** WORK REQUIRED **
Copy each line that holds "Utilities".

** RECORDS TO PROCESS **
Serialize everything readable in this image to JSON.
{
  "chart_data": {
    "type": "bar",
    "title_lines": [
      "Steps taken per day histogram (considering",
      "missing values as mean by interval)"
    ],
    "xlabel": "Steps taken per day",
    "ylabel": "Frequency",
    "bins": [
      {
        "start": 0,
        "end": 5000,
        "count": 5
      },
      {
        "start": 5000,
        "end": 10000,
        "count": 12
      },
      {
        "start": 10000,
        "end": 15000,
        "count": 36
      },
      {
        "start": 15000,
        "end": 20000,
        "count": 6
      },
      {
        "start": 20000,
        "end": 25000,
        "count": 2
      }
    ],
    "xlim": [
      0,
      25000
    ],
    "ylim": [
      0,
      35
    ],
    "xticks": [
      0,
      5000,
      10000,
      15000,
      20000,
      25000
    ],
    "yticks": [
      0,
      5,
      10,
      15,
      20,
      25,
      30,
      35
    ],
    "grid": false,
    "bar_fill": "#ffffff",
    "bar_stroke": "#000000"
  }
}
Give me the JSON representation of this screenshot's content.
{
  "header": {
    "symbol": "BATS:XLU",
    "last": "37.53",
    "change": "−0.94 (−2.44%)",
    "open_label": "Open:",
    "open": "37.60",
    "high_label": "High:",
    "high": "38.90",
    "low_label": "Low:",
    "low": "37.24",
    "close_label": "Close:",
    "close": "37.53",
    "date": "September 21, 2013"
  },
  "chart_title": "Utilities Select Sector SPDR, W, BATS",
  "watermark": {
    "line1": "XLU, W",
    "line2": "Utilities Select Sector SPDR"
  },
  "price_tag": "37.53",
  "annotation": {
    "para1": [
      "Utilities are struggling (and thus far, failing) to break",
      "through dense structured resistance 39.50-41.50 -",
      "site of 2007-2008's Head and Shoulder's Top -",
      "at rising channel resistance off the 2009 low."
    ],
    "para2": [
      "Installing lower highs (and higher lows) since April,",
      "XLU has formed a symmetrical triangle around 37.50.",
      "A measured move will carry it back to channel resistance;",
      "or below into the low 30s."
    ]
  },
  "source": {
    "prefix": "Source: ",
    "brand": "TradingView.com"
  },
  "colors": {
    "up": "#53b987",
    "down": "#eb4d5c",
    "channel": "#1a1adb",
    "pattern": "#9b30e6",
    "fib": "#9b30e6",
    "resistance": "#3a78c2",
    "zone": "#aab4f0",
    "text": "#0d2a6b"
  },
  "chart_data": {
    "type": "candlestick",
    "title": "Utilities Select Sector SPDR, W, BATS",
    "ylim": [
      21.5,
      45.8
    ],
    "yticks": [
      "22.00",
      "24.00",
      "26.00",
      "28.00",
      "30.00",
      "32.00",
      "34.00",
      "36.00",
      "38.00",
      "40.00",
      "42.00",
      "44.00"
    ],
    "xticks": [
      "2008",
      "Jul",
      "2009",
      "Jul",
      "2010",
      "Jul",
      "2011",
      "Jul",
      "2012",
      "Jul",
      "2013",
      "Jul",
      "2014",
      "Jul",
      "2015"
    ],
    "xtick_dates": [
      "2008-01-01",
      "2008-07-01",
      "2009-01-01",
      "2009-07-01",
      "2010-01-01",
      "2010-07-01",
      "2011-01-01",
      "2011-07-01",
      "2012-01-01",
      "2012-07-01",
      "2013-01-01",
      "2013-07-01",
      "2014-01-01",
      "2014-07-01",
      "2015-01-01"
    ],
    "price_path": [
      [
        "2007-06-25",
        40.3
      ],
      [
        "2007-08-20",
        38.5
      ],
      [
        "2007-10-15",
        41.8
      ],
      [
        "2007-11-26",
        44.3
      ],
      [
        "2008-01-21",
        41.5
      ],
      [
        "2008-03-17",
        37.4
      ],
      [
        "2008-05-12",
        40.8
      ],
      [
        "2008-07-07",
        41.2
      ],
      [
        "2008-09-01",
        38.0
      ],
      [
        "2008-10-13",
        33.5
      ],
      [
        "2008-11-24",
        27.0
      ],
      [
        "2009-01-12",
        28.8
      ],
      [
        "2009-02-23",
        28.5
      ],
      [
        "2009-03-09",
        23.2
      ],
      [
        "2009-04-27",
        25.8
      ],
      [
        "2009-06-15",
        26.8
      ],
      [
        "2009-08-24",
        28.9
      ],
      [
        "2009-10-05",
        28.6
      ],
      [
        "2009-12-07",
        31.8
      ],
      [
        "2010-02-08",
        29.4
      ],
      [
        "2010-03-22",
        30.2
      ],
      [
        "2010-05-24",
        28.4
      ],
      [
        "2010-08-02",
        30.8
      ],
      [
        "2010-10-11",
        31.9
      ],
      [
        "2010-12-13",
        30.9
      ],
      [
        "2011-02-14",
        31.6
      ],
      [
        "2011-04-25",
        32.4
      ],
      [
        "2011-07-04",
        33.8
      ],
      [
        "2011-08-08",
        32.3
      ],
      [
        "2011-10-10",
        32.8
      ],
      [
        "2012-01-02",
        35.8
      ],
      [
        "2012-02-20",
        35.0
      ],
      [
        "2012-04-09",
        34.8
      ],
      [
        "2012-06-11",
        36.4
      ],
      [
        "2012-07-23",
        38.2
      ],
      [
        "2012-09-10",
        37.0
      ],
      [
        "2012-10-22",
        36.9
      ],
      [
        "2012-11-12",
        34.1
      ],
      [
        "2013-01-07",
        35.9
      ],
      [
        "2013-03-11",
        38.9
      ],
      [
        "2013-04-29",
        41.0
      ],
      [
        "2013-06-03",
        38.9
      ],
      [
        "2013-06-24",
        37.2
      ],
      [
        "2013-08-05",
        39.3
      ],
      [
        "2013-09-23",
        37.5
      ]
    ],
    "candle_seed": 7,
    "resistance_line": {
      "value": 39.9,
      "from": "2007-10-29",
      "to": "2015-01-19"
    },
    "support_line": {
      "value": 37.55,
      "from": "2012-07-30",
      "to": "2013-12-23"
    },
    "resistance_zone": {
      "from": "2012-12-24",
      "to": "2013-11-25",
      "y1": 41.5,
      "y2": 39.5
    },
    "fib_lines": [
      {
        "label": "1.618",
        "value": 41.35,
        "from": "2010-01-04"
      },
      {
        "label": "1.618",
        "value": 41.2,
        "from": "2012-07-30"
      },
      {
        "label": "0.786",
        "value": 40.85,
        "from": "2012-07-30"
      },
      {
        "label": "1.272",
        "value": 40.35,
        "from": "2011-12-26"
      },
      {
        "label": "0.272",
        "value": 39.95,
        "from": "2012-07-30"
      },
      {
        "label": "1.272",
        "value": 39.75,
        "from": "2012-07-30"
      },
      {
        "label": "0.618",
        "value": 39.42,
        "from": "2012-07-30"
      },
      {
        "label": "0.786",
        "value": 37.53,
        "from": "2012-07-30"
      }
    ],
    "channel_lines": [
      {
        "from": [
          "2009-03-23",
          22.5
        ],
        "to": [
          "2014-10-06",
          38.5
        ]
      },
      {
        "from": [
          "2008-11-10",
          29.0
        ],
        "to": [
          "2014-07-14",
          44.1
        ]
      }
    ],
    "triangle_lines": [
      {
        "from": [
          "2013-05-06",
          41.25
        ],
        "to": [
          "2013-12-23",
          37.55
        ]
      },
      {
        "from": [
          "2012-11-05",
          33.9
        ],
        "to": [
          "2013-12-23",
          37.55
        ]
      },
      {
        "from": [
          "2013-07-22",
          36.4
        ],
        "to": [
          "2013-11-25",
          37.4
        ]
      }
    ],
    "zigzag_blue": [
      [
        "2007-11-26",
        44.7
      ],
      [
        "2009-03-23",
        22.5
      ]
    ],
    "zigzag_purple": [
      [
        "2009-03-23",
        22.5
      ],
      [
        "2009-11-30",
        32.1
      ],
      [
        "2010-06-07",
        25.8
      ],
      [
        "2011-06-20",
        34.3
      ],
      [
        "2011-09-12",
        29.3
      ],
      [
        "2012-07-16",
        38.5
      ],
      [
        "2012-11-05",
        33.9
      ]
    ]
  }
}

** WRITTEN REPLY **
  "chart_title": "Utilities Select Sector SPDR, W, BATS",
    "line2": "Utilities Select Sector SPDR"
      "Utilities are struggling (and thus far, failing) to break",
    "title": "Utilities Select Sector SPDR, W, BATS",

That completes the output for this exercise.